▸ **Extract provided**:
Can You Trust Your Company's HR Department?

A fellow blogger has a post out this week titled "Who Do You Report Harassment To If the Harasser Is the CEO?".  It is a thoughtful article and it makes the excellent point that HR for every company needs to bake into their policies a method by which an employee can internally report sexual harassment being committed by the CEO or owner of a company without risk of retaliation. I think that is an excellent goal to strive for and I hope that all HR departments set that as a goal.  There is only one problem with the premise of the article. 

The effort will almost certainly fail. 

Michael Corleone: "C'mon Frankie... my father did business with HR, he respected HR."
Frank Pentangeli: "Your father did business with HR, he respected HR... but he never trusted HR!"

(Stored entries)
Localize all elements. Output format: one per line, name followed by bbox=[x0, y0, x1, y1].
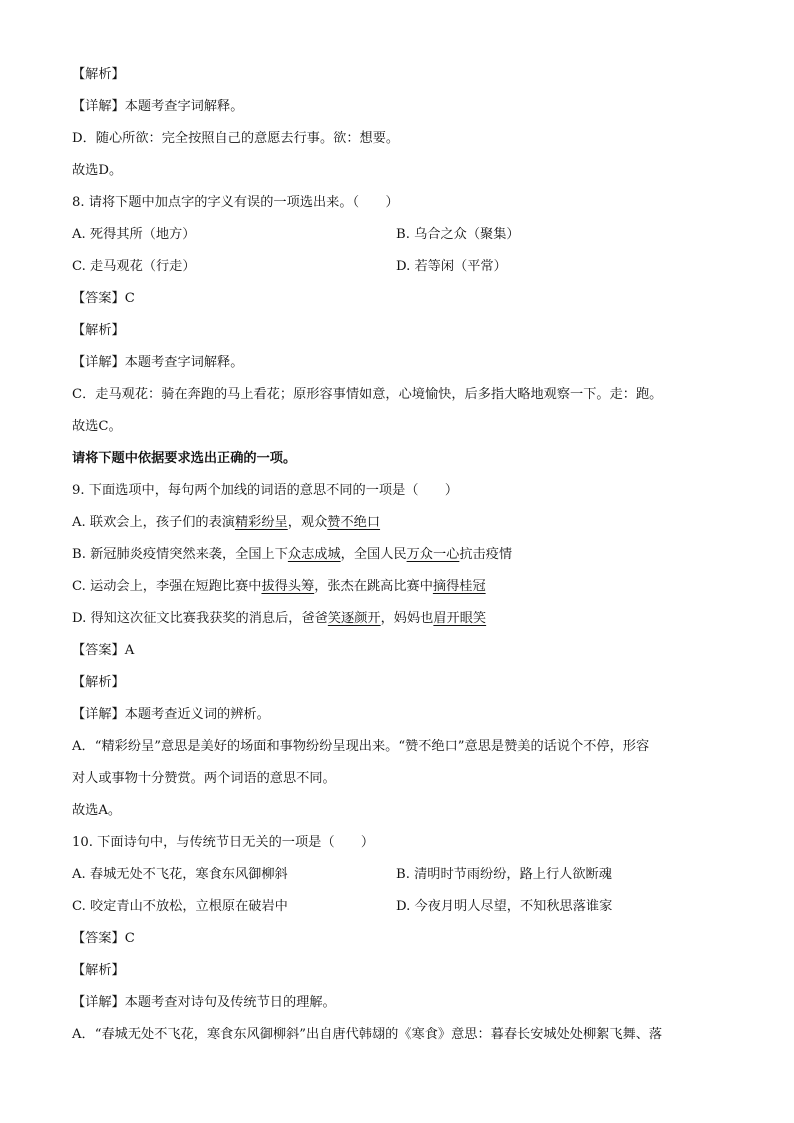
question-9-answer: 【答案】A bbox=[72, 643, 135, 658]
question-10-option-b: B. 清明时节雨纷纷，路上行人欲断魂 bbox=[396, 867, 612, 882]
question-8-option-c: C. 走马观花（行走） bbox=[72, 259, 196, 274]
underlined-phrase: 众志成城 bbox=[287, 547, 341, 562]
question-8-answer: 【答案】C bbox=[72, 291, 135, 306]
question-10-stem: 10. 下面诗句中，与传统节日无关的一项是（ ） bbox=[72, 835, 375, 850]
option-text: ，观众 bbox=[287, 515, 328, 530]
analysis-label: 【解析】 bbox=[72, 67, 125, 82]
option-text: ，妈妈也 bbox=[380, 611, 434, 626]
option-text: 抗击疫情 bbox=[459, 547, 513, 562]
underlined-phrase: 万众一心 bbox=[406, 547, 460, 562]
explanation-text: C．走马观花：骑在奔跑的马上看花；原形容事情如意，心境愉快，后多指大略地观察一下。走：跑。 bbox=[72, 387, 663, 402]
question-8-option-b: B. 乌合之众（聚集） bbox=[396, 227, 520, 242]
underlined-phrase: 赞不绝口 bbox=[327, 515, 381, 530]
underlined-phrase: 拔得头筹 bbox=[261, 579, 315, 594]
question-10-option-a: A. 春城无处不飞花，寒食东风御柳斜 bbox=[72, 867, 288, 882]
explanation-text: 对人或事物十分赞赏。两个词语的意思不同。 bbox=[72, 771, 336, 786]
question-9-option-c bbox=[72, 578, 486, 596]
question-8-option-d: D. 若等闲（平常） bbox=[396, 259, 507, 274]
explanation-text: D．随心所欲：完全按照自己的意愿去行事。欲：想要。 bbox=[72, 131, 400, 146]
option-text: D. 得知这次征文比赛我获奖的消息后，爸爸 bbox=[72, 611, 328, 626]
choice-text: 故选A。 bbox=[72, 803, 122, 818]
detail-text: 【详解】本题考查对诗句及传统节日的理解。 bbox=[72, 995, 336, 1010]
question-10-option-d: D. 今夜月明人尽望，不知秋思落谁家 bbox=[396, 899, 613, 914]
explanation-text: A．“春城无处不飞花，寒食东风御柳斜”出自唐代韩翃的《寒食》意思：暮春长安城处处柳絮飞舞、落 bbox=[72, 1027, 663, 1042]
question-9-option-d bbox=[72, 610, 486, 628]
question-9-option-b bbox=[72, 546, 512, 564]
explanation-text: A．“精彩纷呈”意思是美好的场面和事物纷纷呈现出来。“赞不绝口”意思是赞美的话说个不停，形容 bbox=[72, 739, 650, 754]
option-text: C. 运动会上，李强在短跑比赛中 bbox=[72, 579, 262, 594]
option-text: ，张杰在跳高比赛中 bbox=[314, 579, 433, 594]
analysis-label: 【解析】 bbox=[72, 675, 125, 690]
choice-text: 故选C。 bbox=[72, 419, 122, 434]
question-8-option-a: A. 死得其所（地方） bbox=[72, 227, 196, 242]
analysis-label: 【解析】 bbox=[72, 963, 125, 978]
question-10-answer: 【答案】C bbox=[72, 931, 135, 946]
option-text: B. 新冠肺炎疫情突然来袭，全国上下 bbox=[72, 547, 288, 562]
option-text: A. 联欢会上，孩子们的表演 bbox=[72, 515, 235, 530]
underlined-phrase: 眉开眼笑 bbox=[433, 611, 487, 626]
question-9-stem: 9. 下面选项中，每句两个加线的词语的意思不同的一项是（ ） bbox=[72, 483, 459, 498]
question-9-option-a bbox=[72, 514, 380, 532]
underlined-phrase: 摘得桂冠 bbox=[432, 579, 486, 594]
section-heading: 请将下题中依据要求选出正确的一项。 bbox=[72, 451, 297, 466]
analysis-label: 【解析】 bbox=[72, 323, 125, 338]
option-text: ，全国人民 bbox=[340, 547, 407, 562]
detail-text: 【详解】本题考查近义词的辨析。 bbox=[72, 707, 270, 722]
question-10-option-c: C. 咬定青山不放松，立根原在破岩中 bbox=[72, 899, 288, 914]
detail-text: 【详解】本题考查字词解释。 bbox=[72, 99, 244, 114]
underlined-phrase: 精彩纷呈 bbox=[234, 515, 288, 530]
question-8-stem: 8. 请将下题中加点字的字义有误的一项选出来。（ ） bbox=[72, 195, 399, 210]
choice-text: 故选D。 bbox=[72, 163, 123, 178]
detail-text: 【详解】本题考查字词解释。 bbox=[72, 355, 244, 370]
underlined-phrase: 笑逐颜开 bbox=[327, 611, 381, 626]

▸ **Work to complete**:
**a.** Repeat everything in the blog post on trusting HR departments from "A fellow blogger" down to "almost certainly fail.".
**b.** In the blog post on trusting HR departments, what single problem does the author find with the premise of the other blogger's article? Explain in one to three sentences.
**c.** Write the next part of the blog post on trusting HR departments, picking up after the exchange between Michael Corleone and Frank Pentangeli.

▸ **Results for each task**:
**a.**
A fellow blogger has a post out this week titled "Who Do You Report Harassment To If the Harasser Is the CEO?".  It is a thoughtful article and it makes the excellent point that HR for every company needs to bake into their policies a method by which an employee can internally report sexual harassment being committed by the CEO or owner of a company without risk of retaliation. I think that is an excellent goal to strive for and I hope that all HR departments set that as a goal.  There is only one problem with the premise of the article. 

The effort will almost certainly fail.

**b.** The other article urges HR departments to create a way for employees to report sexual harassment by the CEO or owner internally without risk of retaliation. The author supports that goal but sees one problem with the premise: the effort will almost certainly fail.

**c.**
HR is, in my opinion, possibly the most challenging role for any manager to do and do well. It is arguably designed to fail. The problem is obvious: HR serves two masters. On the one hand, HR is designed to serve as a helpful ombudsman to employees. To assist employees who are being mistreated. To conduct thorough investigations and correct inappropriate behavior against employees. On the other hand, HR is required to defend management against accusations of unlawful employment practices. HR is usually directly involved in the termination decisions that lead to EEOC filings. HR is then in charge of or at least heavily involved in drafting the company's defensive statement of position filings, arguing that the company is blameless. Thus, the very department that an employee is supposed to trust with his or her career and feel comfortable making a complaint to is the same department that will be spearheading the fight against the employee when it all goes south. 

What this means in most companies is that, no, you cannot trust HR to help you. While many HR officers have their hearts in the right place when they start working in the field, they can't help but know who is responsible for signing their paychecks. Hint: it's not the employee bringing a complaint against a member of management.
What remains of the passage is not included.